- _WHAT NEEDS TO BE DONE_: Please write out the material below exactly as given.

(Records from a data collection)
•••

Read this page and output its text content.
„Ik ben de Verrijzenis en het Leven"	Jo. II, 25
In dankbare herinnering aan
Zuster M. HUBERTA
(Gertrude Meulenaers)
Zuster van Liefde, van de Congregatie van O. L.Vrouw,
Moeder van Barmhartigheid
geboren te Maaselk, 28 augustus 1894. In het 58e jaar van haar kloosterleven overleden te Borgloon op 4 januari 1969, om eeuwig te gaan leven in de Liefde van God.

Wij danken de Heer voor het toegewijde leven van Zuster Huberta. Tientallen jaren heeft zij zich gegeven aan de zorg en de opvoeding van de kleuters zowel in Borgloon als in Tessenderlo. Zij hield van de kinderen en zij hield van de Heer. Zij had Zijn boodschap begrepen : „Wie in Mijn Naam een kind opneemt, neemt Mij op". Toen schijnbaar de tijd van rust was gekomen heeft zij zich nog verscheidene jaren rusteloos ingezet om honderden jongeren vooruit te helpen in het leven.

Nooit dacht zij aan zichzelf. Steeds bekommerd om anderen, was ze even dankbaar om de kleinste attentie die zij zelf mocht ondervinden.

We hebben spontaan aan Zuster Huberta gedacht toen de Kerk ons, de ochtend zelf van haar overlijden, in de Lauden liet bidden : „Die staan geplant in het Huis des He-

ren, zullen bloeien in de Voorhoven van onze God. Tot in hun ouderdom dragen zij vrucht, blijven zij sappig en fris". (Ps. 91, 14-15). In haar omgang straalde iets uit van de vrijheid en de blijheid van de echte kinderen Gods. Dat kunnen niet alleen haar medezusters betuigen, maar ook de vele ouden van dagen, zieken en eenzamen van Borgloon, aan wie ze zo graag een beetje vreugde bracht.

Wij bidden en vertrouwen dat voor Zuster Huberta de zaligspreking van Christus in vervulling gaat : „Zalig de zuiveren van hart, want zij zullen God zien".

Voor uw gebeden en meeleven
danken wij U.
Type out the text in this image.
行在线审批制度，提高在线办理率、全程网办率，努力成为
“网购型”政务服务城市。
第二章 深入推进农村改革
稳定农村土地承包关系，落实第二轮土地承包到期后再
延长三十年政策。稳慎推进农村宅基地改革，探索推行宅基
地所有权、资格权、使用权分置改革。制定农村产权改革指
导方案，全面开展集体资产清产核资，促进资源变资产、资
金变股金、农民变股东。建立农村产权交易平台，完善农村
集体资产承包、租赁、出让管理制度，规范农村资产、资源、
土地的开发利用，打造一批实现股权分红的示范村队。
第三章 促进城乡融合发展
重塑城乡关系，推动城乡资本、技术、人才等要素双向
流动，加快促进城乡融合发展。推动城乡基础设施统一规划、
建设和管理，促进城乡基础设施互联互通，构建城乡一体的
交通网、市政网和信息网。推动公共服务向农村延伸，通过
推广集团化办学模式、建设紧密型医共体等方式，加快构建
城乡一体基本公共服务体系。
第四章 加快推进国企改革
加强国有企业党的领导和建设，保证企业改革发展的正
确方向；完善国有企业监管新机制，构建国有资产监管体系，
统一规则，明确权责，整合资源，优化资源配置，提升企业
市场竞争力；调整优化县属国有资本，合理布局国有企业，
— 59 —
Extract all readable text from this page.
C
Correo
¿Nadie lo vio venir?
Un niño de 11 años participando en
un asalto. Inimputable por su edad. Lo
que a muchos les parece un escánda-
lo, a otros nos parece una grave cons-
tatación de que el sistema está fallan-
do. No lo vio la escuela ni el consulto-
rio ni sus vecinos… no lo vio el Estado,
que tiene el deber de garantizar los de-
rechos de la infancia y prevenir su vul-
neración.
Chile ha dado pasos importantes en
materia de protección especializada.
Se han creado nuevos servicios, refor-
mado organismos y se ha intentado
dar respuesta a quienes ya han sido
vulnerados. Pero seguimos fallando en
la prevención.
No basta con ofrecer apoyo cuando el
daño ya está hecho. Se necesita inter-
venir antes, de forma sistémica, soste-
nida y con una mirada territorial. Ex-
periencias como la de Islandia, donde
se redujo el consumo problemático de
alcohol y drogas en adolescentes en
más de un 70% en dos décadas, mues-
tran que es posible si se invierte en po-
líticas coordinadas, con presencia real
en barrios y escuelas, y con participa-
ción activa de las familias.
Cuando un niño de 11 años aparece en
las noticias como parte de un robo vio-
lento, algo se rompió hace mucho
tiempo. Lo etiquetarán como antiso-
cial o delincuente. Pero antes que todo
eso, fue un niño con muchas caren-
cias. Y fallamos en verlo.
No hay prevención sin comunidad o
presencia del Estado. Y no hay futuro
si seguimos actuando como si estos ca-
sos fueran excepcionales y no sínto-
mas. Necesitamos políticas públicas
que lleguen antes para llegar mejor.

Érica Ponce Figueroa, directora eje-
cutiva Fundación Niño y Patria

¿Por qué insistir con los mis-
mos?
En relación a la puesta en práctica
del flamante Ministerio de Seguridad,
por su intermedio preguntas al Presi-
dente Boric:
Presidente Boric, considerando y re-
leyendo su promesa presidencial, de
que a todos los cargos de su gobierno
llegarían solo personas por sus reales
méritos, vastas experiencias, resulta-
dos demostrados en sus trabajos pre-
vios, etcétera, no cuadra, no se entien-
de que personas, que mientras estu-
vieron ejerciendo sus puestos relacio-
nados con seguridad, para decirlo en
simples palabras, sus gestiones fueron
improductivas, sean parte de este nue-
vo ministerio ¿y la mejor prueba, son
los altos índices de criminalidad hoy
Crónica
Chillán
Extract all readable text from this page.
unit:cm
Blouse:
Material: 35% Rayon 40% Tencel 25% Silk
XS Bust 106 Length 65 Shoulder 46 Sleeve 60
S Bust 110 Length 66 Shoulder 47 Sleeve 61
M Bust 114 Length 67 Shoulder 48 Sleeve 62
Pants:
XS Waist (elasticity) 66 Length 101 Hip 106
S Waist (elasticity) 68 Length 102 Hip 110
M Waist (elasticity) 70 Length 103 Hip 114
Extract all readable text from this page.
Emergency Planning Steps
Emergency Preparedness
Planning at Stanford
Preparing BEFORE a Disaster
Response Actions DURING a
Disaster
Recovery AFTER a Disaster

•••

- _SOLUTION BELOW_:
Read this page and output its text content.
„Ik ben de Verrijzenis en het Leven"	Jo. II, 25
In dankbare herinnering aan
Zuster M. HUBERTA
(Gertrude Meulenaers)
Zuster van Liefde, van de Congregatie van O. L.Vrouw,
Moeder van Barmhartigheid
geboren te Maaselk, 28 augustus 1894. In het 58e jaar van haar kloosterleven overleden te Borgloon op 4 januari 1969, om eeuwig te gaan leven in de Liefde van God.

Wij danken de Heer voor het toegewijde leven van Zuster Huberta. Tientallen jaren heeft zij zich gegeven aan de zorg en de opvoeding van de kleuters zowel in Borgloon als in Tessenderlo. Zij hield van de kinderen en zij hield van de Heer. Zij had Zijn boodschap begrepen : „Wie in Mijn Naam een kind opneemt, neemt Mij op". Toen schijnbaar de tijd van rust was gekomen heeft zij zich nog verscheidene jaren rusteloos ingezet om honderden jongeren vooruit te helpen in het leven.

Nooit dacht zij aan zichzelf. Steeds bekommerd om anderen, was ze even dankbaar om de kleinste attentie die zij zelf mocht ondervinden.

We hebben spontaan aan Zuster Huberta gedacht toen de Kerk ons, de ochtend zelf van haar overlijden, in de Lauden liet bidden : „Die staan geplant in het Huis des He-

ren, zullen bloeien in de Voorhoven van onze God. Tot in hun ouderdom dragen zij vrucht, blijven zij sappig en fris". (Ps. 91, 14-15). In haar omgang straalde iets uit van de vrijheid en de blijheid van de echte kinderen Gods. Dat kunnen niet alleen haar medezusters betuigen, maar ook de vele ouden van dagen, zieken en eenzamen van Borgloon, aan wie ze zo graag een beetje vreugde bracht.

Wij bidden en vertrouwen dat voor Zuster Huberta de zaligspreking van Christus in vervulling gaat : „Zalig de zuiveren van hart, want zij zullen God zien".

Voor uw gebeden en meeleven
danken wij U.
Type out the text in this image.
行在线审批制度，提高在线办理率、全程网办率，努力成为
“网购型”政务服务城市。
第二章 深入推进农村改革
稳定农村土地承包关系，落实第二轮土地承包到期后再
延长三十年政策。稳慎推进农村宅基地改革，探索推行宅基
地所有权、资格权、使用权分置改革。制定农村产权改革指
导方案，全面开展集体资产清产核资，促进资源变资产、资
金变股金、农民变股东。建立农村产权交易平台，完善农村
集体资产承包、租赁、出让管理制度，规范农村资产、资源、
土地的开发利用，打造一批实现股权分红的示范村队。
第三章 促进城乡融合发展
重塑城乡关系，推动城乡资本、技术、人才等要素双向
流动，加快促进城乡融合发展。推动城乡基础设施统一规划、
建设和管理，促进城乡基础设施互联互通，构建城乡一体的
交通网、市政网和信息网。推动公共服务向农村延伸，通过
推广集团化办学模式、建设紧密型医共体等方式，加快构建
城乡一体基本公共服务体系。
第四章 加快推进国企改革
加强国有企业党的领导和建设，保证企业改革发展的正
确方向；完善国有企业监管新机制，构建国有资产监管体系，
统一规则，明确权责，整合资源，优化资源配置，提升企业
市场竞争力；调整优化县属国有资本，合理布局国有企业，
— 59 —
Extract all readable text from this page.
C
Correo
¿Nadie lo vio venir?
Un niño de 11 años participando en
un asalto. Inimputable por su edad. Lo
que a muchos les parece un escánda-
lo, a otros nos parece una grave cons-
tatación de que el sistema está fallan-
do. No lo vio la escuela ni el consulto-
rio ni sus vecinos… no lo vio el Estado,
que tiene el deber de garantizar los de-
rechos de la infancia y prevenir su vul-
neración.
Chile ha dado pasos importantes en
materia de protección especializada.
Se han creado nuevos servicios, refor-
mado organismos y se ha intentado
dar respuesta a quienes ya han sido
vulnerados. Pero seguimos fallando en
la prevención.
No basta con ofrecer apoyo cuando el
daño ya está hecho. Se necesita inter-
venir antes, de forma sistémica, soste-
nida y con una mirada territorial. Ex-
periencias como la de Islandia, donde
se redujo el consumo problemático de
alcohol y drogas en adolescentes en
más de un 70% en dos décadas, mues-
tran que es posible si se invierte en po-
líticas coordinadas, con presencia real
en barrios y escuelas, y con participa-
ción activa de las familias.
Cuando un niño de 11 años aparece en
las noticias como parte de un robo vio-
lento, algo se rompió hace mucho
tiempo. Lo etiquetarán como antiso-
cial o delincuente. Pero antes que todo
eso, fue un niño con muchas caren-
cias. Y fallamos en verlo.
No hay prevención sin comunidad o
presencia del Estado. Y no hay futuro
si seguimos actuando como si estos ca-
sos fueran excepcionales y no sínto-
mas. Necesitamos políticas públicas
que lleguen antes para llegar mejor.

Érica Ponce Figueroa, directora eje-
cutiva Fundación Niño y Patria

¿Por qué insistir con los mis-
mos?
En relación a la puesta en práctica
del flamante Ministerio de Seguridad,
por su intermedio preguntas al Presi-
dente Boric:
Presidente Boric, considerando y re-
leyendo su promesa presidencial, de
que a todos los cargos de su gobierno
llegarían solo personas por sus reales
méritos, vastas experiencias, resulta-
dos demostrados en sus trabajos pre-
vios, etcétera, no cuadra, no se entien-
de que personas, que mientras estu-
vieron ejerciendo sus puestos relacio-
nados con seguridad, para decirlo en
simples palabras, sus gestiones fueron
improductivas, sean parte de este nue-
vo ministerio ¿y la mejor prueba, son
los altos índices de criminalidad hoy
Crónica
Chillán
Extract all readable text from this page.
unit:cm
Blouse:
Material: 35% Rayon 40% Tencel 25% Silk
XS Bust 106 Length 65 Shoulder 46 Sleeve 60
S Bust 110 Length 66 Shoulder 47 Sleeve 61
M Bust 114 Length 67 Shoulder 48 Sleeve 62
Pants:
XS Waist (elasticity) 66 Length 101 Hip 106
S Waist (elasticity) 68 Length 102 Hip 110
M Waist (elasticity) 70 Length 103 Hip 114
Extract all readable text from this page.
Emergency Planning Steps
Emergency Preparedness
Planning at Stanford
Preparing BEFORE a Disaster
Response Actions DURING a
Disaster
Recovery AFTER a Disaster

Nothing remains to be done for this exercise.